Records from a collection.
★ ★ ★ ★ ★

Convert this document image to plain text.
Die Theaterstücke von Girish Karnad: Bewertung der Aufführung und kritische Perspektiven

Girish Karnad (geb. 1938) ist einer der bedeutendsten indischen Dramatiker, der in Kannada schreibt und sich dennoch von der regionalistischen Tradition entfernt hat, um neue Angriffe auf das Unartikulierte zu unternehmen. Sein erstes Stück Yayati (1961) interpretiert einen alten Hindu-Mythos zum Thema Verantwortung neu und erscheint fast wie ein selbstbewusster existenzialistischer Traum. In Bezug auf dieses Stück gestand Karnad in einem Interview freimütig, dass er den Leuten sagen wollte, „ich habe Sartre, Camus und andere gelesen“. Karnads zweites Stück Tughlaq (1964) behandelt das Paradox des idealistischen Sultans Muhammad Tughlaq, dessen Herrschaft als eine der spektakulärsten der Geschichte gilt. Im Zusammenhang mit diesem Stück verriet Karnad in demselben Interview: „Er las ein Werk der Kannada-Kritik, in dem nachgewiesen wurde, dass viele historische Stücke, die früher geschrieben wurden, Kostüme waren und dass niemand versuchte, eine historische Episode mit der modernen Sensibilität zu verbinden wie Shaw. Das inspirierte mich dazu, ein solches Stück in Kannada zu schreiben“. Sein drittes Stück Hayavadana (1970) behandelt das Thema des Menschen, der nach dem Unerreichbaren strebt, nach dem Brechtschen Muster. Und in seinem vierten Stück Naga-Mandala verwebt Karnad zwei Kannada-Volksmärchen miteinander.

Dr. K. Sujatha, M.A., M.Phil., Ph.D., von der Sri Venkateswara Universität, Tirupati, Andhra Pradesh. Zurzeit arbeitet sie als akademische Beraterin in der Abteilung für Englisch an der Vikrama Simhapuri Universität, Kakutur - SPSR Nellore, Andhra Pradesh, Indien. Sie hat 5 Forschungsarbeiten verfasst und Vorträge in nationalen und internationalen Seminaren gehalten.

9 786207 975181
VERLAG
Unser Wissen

★ ★ ★ ★ ★

WHAT TO PRODUCE. Return every record, word for word.

FULL SOLUTION.
Convert this document image to plain text.
Die Theaterstücke von Girish Karnad: Bewertung der Aufführung und kritische Perspektiven

Girish Karnad (geb. 1938) ist einer der bedeutendsten indischen Dramatiker, der in Kannada schreibt und sich dennoch von der regionalistischen Tradition entfernt hat, um neue Angriffe auf das Unartikulierte zu unternehmen. Sein erstes Stück Yayati (1961) interpretiert einen alten Hindu-Mythos zum Thema Verantwortung neu und erscheint fast wie ein selbstbewusster existenzialistischer Traum. In Bezug auf dieses Stück gestand Karnad in einem Interview freimütig, dass er den Leuten sagen wollte, „ich habe Sartre, Camus und andere gelesen“. Karnads zweites Stück Tughlaq (1964) behandelt das Paradox des idealistischen Sultans Muhammad Tughlaq, dessen Herrschaft als eine der spektakulärsten der Geschichte gilt. Im Zusammenhang mit diesem Stück verriet Karnad in demselben Interview: „Er las ein Werk der Kannada-Kritik, in dem nachgewiesen wurde, dass viele historische Stücke, die früher geschrieben wurden, Kostüme waren und dass niemand versuchte, eine historische Episode mit der modernen Sensibilität zu verbinden wie Shaw. Das inspirierte mich dazu, ein solches Stück in Kannada zu schreiben“. Sein drittes Stück Hayavadana (1970) behandelt das Thema des Menschen, der nach dem Unerreichbaren strebt, nach dem Brechtschen Muster. Und in seinem vierten Stück Naga-Mandala verwebt Karnad zwei Kannada-Volksmärchen miteinander.

Dr. K. Sujatha, M.A., M.Phil., Ph.D., von der Sri Venkateswara Universität, Tirupati, Andhra Pradesh. Zurzeit arbeitet sie als akademische Beraterin in der Abteilung für Englisch an der Vikrama Simhapuri Universität, Kakutur - SPSR Nellore, Andhra Pradesh, Indien. Sie hat 5 Forschungsarbeiten verfasst und Vorträge in nationalen und internationalen Seminaren gehalten.

9 786207 975181
VERLAG
Unser Wissen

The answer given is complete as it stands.